Instructions for the task ▸ Extract every line below, verbatim.

━━━ Raw records

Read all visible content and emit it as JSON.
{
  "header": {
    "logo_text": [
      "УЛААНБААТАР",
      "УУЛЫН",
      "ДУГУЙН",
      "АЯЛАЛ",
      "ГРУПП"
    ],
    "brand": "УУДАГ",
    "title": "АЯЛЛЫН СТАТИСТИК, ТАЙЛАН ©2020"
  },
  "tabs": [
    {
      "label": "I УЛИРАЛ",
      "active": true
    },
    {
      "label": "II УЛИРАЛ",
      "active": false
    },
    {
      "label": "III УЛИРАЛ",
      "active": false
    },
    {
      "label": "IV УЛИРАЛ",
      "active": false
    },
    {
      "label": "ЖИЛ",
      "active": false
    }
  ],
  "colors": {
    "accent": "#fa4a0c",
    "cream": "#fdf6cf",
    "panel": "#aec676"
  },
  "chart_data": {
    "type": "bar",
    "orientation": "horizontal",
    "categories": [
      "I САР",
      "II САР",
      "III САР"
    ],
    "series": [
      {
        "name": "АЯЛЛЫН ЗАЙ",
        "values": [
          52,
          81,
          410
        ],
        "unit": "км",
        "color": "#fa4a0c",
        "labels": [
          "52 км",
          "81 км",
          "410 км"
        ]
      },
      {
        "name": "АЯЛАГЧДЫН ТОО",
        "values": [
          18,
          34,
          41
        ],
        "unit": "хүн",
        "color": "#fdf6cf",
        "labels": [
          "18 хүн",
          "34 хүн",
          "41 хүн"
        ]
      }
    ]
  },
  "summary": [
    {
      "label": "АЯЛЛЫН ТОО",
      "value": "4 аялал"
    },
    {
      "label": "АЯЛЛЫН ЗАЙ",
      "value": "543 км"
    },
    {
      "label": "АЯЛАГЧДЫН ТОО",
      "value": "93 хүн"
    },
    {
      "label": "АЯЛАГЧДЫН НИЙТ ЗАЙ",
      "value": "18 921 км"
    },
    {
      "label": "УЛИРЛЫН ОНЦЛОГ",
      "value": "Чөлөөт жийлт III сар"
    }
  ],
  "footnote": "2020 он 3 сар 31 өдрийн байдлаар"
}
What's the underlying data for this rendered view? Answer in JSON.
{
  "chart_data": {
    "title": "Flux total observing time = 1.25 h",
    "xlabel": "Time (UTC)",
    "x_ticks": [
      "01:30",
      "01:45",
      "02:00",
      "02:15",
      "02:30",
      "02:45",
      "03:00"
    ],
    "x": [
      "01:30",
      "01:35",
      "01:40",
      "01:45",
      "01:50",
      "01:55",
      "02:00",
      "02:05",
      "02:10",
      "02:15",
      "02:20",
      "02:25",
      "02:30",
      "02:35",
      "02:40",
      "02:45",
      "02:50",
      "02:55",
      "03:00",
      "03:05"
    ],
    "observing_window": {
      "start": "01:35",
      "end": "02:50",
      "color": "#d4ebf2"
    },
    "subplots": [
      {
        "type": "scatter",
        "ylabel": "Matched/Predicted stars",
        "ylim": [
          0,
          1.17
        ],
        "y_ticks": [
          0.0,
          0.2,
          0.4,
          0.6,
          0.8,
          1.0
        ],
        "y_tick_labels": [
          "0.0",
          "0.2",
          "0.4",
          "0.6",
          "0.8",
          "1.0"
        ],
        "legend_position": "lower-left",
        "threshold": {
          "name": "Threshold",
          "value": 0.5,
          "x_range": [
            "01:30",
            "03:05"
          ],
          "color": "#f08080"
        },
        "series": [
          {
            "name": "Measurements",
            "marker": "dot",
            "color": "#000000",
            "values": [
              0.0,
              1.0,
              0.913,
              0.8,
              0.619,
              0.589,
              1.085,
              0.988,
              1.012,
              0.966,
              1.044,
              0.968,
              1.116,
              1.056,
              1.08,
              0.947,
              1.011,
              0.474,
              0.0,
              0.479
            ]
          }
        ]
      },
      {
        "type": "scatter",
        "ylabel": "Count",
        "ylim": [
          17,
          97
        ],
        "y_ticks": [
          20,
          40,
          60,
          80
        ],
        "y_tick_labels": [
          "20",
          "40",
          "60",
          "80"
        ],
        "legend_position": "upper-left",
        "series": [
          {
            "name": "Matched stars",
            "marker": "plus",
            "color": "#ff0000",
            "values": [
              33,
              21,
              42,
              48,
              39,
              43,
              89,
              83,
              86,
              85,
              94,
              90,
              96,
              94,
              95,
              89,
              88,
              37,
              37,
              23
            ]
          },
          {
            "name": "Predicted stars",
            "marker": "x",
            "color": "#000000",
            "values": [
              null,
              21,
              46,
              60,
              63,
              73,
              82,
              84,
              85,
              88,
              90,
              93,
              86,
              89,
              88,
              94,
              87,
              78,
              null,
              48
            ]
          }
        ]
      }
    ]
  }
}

━━━━━━

Final result ▸
Read all visible content and emit it as JSON.
{
  "header": {
    "logo_text": [
      "УЛААНБААТАР",
      "УУЛЫН",
      "ДУГУЙН",
      "АЯЛАЛ",
      "ГРУПП"
    ],
    "brand": "УУДАГ",
    "title": "АЯЛЛЫН СТАТИСТИК, ТАЙЛАН ©2020"
  },
  "tabs": [
    {
      "label": "I УЛИРАЛ",
      "active": true
    },
    {
      "label": "II УЛИРАЛ",
      "active": false
    },
    {
      "label": "III УЛИРАЛ",
      "active": false
    },
    {
      "label": "IV УЛИРАЛ",
      "active": false
    },
    {
      "label": "ЖИЛ",
      "active": false
    }
  ],
  "colors": {
    "accent": "#fa4a0c",
    "cream": "#fdf6cf",
    "panel": "#aec676"
  },
  "chart_data": {
    "type": "bar",
    "orientation": "horizontal",
    "categories": [
      "I САР",
      "II САР",
      "III САР"
    ],
    "series": [
      {
        "name": "АЯЛЛЫН ЗАЙ",
        "values": [
          52,
          81,
          410
        ],
        "unit": "км",
        "color": "#fa4a0c",
        "labels": [
          "52 км",
          "81 км",
          "410 км"
        ]
      },
      {
        "name": "АЯЛАГЧДЫН ТОО",
        "values": [
          18,
          34,
          41
        ],
        "unit": "хүн",
        "color": "#fdf6cf",
        "labels": [
          "18 хүн",
          "34 хүн",
          "41 хүн"
        ]
      }
    ]
  },
  "summary": [
    {
      "label": "АЯЛЛЫН ТОО",
      "value": "4 аялал"
    },
    {
      "label": "АЯЛЛЫН ЗАЙ",
      "value": "543 км"
    },
    {
      "label": "АЯЛАГЧДЫН ТОО",
      "value": "93 хүн"
    },
    {
      "label": "АЯЛАГЧДЫН НИЙТ ЗАЙ",
      "value": "18 921 км"
    },
    {
      "label": "УЛИРЛЫН ОНЦЛОГ",
      "value": "Чөлөөт жийлт III сар"
    }
  ],
  "footnote": "2020 он 3 сар 31 өдрийн байдлаар"
}
What's the underlying data for this rendered view? Answer in JSON.
{
  "chart_data": {
    "title": "Flux total observing time = 1.25 h",
    "xlabel": "Time (UTC)",
    "x_ticks": [
      "01:30",
      "01:45",
      "02:00",
      "02:15",
      "02:30",
      "02:45",
      "03:00"
    ],
    "x": [
      "01:30",
      "01:35",
      "01:40",
      "01:45",
      "01:50",
      "01:55",
      "02:00",
      "02:05",
      "02:10",
      "02:15",
      "02:20",
      "02:25",
      "02:30",
      "02:35",
      "02:40",
      "02:45",
      "02:50",
      "02:55",
      "03:00",
      "03:05"
    ],
    "observing_window": {
      "start": "01:35",
      "end": "02:50",
      "color": "#d4ebf2"
    },
    "subplots": [
      {
        "type": "scatter",
        "ylabel": "Matched/Predicted stars",
        "ylim": [
          0,
          1.17
        ],
        "y_ticks": [
          0.0,
          0.2,
          0.4,
          0.6,
          0.8,
          1.0
        ],
        "y_tick_labels": [
          "0.0",
          "0.2",
          "0.4",
          "0.6",
          "0.8",
          "1.0"
        ],
        "legend_position": "lower-left",
        "threshold": {
          "name": "Threshold",
          "value": 0.5,
          "x_range": [
            "01:30",
            "03:05"
          ],
          "color": "#f08080"
        },
        "series": [
          {
            "name": "Measurements",
            "marker": "dot",
            "color": "#000000",
            "values": [
              0.0,
              1.0,
              0.913,
              0.8,
              0.619,
              0.589,
              1.085,
              0.988,
              1.012,
              0.966,
              1.044,
              0.968,
              1.116,
              1.056,
              1.08,
              0.947,
              1.011,
              0.474,
              0.0,
              0.479
            ]
          }
        ]
      },
      {
        "type": "scatter",
        "ylabel": "Count",
        "ylim": [
          17,
          97
        ],
        "y_ticks": [
          20,
          40,
          60,
          80
        ],
        "y_tick_labels": [
          "20",
          "40",
          "60",
          "80"
        ],
        "legend_position": "upper-left",
        "series": [
          {
            "name": "Matched stars",
            "marker": "plus",
            "color": "#ff0000",
            "values": [
              33,
              21,
              42,
              48,
              39,
              43,
              89,
              83,
              86,
              85,
              94,
              90,
              96,
              94,
              95,
              89,
              88,
              37,
              37,
              23
            ]
          },
          {
            "name": "Predicted stars",
            "marker": "x",
            "color": "#000000",
            "values": [
              null,
              21,
              46,
              60,
              63,
              73,
              82,
              84,
              85,
              88,
              90,
              93,
              86,
              89,
              88,
              94,
              87,
              78,
              null,
              48
            ]
          }
        ]
      }
    ]
  }
}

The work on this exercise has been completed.